=== DATASET ENTRIES ===

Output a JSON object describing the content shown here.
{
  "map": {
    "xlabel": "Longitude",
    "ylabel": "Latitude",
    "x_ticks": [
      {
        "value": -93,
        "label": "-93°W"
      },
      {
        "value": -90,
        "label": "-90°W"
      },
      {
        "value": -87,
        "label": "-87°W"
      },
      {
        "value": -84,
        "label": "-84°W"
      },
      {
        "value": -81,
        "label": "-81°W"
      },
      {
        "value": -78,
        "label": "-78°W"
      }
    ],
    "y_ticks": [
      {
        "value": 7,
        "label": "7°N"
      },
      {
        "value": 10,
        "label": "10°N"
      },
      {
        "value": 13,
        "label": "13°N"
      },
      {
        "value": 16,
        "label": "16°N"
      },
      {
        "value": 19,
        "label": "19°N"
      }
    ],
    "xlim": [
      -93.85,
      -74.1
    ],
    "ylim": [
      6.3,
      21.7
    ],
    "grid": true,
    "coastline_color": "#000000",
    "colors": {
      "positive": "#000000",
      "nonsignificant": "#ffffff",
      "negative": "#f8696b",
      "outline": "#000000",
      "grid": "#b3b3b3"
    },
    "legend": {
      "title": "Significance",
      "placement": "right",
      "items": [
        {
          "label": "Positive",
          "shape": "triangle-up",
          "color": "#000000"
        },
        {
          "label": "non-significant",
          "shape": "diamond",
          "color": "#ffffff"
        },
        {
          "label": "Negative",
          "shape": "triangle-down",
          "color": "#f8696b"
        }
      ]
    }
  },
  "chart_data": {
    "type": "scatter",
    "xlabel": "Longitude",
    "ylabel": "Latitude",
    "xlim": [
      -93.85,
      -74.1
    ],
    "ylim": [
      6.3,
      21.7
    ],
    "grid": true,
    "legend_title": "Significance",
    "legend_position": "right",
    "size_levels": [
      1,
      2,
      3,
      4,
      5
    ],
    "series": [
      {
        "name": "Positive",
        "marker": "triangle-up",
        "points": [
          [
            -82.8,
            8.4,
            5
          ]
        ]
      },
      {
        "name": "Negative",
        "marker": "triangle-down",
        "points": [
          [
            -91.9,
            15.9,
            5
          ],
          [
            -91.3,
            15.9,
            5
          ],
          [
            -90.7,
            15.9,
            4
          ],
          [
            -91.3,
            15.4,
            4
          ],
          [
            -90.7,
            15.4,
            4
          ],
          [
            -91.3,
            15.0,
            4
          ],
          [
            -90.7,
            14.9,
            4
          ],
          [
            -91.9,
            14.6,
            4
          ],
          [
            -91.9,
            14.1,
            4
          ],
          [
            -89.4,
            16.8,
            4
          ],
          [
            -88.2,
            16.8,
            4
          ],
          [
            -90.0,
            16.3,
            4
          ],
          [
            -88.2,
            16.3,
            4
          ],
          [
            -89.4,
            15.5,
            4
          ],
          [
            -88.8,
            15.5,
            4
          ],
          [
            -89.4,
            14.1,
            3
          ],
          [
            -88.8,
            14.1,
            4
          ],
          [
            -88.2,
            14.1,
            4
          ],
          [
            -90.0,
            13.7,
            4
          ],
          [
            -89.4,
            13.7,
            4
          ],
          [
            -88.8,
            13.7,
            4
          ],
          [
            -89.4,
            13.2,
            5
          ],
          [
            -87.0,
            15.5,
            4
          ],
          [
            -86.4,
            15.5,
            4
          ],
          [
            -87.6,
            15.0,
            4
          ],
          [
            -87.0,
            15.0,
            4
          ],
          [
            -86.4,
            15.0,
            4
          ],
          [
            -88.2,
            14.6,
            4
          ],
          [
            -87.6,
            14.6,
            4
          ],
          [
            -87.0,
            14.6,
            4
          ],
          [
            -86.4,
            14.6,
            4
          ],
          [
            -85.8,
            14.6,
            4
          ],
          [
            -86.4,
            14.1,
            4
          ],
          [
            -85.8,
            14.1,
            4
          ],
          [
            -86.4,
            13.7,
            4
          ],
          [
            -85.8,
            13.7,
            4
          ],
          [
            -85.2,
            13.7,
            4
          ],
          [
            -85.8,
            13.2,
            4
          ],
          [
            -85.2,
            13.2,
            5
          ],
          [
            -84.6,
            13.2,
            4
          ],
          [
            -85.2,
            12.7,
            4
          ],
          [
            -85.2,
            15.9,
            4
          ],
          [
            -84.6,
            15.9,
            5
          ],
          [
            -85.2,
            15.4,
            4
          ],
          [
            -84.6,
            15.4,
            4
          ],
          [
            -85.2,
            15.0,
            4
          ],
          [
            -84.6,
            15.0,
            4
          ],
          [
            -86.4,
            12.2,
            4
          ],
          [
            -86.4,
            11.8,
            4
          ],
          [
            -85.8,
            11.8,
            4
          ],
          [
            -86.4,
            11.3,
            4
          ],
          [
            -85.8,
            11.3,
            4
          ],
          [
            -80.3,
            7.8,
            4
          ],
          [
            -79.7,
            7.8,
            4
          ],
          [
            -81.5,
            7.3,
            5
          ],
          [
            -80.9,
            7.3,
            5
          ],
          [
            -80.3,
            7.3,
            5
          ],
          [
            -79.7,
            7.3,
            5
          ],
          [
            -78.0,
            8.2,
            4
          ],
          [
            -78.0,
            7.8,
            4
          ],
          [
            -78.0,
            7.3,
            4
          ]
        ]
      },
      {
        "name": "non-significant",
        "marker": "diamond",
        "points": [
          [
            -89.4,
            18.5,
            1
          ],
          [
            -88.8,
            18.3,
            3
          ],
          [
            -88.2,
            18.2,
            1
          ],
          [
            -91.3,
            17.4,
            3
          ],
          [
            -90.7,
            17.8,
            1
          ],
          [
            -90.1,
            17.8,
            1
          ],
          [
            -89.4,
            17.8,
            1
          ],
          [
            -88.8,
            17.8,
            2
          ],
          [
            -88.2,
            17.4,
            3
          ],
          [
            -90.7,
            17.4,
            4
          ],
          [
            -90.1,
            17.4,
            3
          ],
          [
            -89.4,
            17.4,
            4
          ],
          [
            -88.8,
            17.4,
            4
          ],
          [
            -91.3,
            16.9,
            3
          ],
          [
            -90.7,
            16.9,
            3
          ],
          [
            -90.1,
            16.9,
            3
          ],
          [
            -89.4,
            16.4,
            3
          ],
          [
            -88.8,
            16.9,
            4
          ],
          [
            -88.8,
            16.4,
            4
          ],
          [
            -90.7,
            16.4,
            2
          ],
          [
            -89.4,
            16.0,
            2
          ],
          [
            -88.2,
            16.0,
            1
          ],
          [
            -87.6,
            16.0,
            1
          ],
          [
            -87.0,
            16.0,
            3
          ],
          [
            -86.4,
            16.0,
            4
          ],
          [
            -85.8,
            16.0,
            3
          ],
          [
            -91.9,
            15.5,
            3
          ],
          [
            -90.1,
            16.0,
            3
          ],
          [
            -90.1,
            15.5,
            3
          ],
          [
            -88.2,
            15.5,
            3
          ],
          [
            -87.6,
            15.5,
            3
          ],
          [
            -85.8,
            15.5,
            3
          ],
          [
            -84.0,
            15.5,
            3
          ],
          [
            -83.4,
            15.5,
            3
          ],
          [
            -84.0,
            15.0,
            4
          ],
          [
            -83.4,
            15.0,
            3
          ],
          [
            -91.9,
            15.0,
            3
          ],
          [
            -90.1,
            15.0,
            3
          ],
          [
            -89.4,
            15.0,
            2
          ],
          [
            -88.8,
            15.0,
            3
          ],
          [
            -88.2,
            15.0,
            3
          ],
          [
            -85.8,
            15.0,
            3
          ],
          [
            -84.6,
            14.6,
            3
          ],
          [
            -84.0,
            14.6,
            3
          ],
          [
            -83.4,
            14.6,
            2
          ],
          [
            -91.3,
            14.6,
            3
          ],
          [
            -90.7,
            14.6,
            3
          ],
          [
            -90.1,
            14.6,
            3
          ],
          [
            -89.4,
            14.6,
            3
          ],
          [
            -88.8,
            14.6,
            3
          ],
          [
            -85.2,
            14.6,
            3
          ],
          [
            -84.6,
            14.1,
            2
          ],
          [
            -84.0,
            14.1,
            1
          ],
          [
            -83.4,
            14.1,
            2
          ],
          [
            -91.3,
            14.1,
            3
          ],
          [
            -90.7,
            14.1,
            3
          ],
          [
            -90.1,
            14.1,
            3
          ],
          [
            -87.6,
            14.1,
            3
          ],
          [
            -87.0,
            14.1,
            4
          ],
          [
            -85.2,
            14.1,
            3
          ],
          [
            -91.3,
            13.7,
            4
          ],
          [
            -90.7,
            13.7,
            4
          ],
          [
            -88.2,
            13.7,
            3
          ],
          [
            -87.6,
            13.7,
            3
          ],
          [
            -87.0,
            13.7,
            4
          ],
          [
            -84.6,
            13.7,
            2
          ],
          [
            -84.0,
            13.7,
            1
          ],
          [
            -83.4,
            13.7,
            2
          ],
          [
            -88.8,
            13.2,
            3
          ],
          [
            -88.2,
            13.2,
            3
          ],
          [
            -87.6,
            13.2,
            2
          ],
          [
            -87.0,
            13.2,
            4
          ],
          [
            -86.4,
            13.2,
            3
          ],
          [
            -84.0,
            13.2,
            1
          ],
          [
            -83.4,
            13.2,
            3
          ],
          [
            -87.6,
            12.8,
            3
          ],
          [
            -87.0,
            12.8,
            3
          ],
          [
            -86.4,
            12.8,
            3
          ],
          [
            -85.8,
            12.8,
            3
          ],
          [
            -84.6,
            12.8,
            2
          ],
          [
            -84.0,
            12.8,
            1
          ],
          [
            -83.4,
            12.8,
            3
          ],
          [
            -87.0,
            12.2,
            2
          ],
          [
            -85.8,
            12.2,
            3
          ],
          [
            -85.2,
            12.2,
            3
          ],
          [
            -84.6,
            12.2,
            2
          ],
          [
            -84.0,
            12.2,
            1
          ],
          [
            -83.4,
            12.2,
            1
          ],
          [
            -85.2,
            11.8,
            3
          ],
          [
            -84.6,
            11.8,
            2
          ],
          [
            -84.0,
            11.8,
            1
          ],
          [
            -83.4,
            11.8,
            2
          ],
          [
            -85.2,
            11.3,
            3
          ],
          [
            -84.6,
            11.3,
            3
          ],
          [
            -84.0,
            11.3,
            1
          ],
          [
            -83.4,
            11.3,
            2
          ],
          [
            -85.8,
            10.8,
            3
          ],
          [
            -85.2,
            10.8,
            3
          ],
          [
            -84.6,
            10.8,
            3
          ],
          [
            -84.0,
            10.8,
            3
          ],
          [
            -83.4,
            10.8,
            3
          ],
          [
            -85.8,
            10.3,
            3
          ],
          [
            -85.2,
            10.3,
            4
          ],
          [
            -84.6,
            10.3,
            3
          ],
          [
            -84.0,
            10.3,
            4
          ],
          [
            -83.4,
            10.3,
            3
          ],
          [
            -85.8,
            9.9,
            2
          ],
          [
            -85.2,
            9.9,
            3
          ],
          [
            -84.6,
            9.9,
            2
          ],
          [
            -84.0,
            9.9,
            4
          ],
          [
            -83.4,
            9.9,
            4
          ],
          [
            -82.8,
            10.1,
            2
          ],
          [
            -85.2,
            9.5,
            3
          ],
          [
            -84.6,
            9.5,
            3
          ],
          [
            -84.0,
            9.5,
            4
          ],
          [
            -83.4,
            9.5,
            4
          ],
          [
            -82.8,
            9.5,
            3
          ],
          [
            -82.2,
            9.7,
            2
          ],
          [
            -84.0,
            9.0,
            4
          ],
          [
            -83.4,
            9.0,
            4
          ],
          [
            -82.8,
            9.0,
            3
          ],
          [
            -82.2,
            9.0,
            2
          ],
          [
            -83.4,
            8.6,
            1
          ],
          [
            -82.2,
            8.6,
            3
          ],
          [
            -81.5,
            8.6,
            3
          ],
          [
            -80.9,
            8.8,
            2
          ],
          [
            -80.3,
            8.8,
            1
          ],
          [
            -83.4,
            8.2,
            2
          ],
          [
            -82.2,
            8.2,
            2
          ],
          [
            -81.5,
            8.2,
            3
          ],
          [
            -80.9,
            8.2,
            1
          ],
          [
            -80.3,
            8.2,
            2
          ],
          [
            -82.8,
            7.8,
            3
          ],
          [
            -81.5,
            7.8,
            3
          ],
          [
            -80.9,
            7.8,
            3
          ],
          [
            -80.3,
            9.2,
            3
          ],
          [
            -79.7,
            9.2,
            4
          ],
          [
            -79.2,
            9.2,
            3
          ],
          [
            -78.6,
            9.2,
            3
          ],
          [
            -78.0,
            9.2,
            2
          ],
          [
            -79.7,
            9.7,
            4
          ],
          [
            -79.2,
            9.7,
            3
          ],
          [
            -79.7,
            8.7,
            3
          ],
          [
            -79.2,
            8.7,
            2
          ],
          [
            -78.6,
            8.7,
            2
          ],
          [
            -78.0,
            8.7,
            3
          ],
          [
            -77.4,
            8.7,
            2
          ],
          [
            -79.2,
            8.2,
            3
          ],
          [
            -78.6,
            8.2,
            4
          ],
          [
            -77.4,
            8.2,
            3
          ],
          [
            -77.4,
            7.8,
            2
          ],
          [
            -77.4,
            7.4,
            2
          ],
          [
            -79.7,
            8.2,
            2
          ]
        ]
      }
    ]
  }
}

===

Scan the material above. Copy each line where "value" occurs.

        "value": -93,
        "value": -90,
        "value": -87,
        "value": -84,
        "value": -81,
        "value": -78,
        "value": 7,
        "value": 10,
        "value": 13,
        "value": 16,
        "value": 19,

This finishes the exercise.